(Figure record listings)
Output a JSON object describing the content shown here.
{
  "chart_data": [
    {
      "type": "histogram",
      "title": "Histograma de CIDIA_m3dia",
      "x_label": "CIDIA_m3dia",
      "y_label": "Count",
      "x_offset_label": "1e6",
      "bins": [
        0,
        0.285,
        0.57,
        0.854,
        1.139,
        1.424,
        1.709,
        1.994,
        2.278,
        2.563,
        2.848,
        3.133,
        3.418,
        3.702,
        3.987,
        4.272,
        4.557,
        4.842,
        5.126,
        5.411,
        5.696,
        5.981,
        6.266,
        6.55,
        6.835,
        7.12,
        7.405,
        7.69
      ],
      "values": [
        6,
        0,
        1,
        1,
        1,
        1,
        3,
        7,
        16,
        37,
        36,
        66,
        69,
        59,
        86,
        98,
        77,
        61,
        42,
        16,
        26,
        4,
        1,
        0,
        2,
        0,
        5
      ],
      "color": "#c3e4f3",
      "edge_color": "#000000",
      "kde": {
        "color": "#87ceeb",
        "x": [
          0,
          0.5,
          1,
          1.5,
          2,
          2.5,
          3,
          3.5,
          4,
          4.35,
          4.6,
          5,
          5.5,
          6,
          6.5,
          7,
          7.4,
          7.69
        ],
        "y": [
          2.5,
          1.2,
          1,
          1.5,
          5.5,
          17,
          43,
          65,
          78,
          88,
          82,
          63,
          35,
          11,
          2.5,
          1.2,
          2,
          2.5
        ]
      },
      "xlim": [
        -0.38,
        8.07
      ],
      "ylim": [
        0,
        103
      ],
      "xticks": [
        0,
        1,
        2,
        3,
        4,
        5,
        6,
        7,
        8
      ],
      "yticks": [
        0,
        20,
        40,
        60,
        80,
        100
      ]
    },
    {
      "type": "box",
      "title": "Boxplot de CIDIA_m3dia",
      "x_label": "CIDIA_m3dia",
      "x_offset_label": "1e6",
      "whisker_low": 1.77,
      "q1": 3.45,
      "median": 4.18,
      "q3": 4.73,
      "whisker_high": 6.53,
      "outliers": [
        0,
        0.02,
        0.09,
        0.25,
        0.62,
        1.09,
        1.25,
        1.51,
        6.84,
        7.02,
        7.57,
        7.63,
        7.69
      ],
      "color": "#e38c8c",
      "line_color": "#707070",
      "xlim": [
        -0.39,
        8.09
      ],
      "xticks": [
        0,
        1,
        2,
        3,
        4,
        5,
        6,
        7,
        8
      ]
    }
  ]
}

> Given task: Look above for lines with the word "title" and copy them all.

> Response:
      "title": "Histograma de CIDIA_m3dia",
      "title": "Boxplot de CIDIA_m3dia",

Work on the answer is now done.